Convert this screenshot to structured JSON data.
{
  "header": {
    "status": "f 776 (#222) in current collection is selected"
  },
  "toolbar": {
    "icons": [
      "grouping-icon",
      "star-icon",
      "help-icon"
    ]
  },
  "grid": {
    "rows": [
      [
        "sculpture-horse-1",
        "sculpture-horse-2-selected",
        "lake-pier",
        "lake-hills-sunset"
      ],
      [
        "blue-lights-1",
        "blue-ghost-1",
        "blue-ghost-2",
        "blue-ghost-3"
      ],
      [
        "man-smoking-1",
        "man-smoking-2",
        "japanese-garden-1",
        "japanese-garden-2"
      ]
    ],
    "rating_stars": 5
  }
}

* * * *

Exercise instructions - Every entry must be quoted exactly as it appears above.

Task output -
Convert this screenshot to structured JSON data.
{
  "header": {
    "status": "f 776 (#222) in current collection is selected"
  },
  "toolbar": {
    "icons": [
      "grouping-icon",
      "star-icon",
      "help-icon"
    ]
  },
  "grid": {
    "rows": [
      [
        "sculpture-horse-1",
        "sculpture-horse-2-selected",
        "lake-pier",
        "lake-hills-sunset"
      ],
      [
        "blue-lights-1",
        "blue-ghost-1",
        "blue-ghost-2",
        "blue-ghost-3"
      ],
      [
        "man-smoking-1",
        "man-smoking-2",
        "japanese-garden-1",
        "japanese-garden-2"
      ]
    ],
    "rating_stars": 5
  }
}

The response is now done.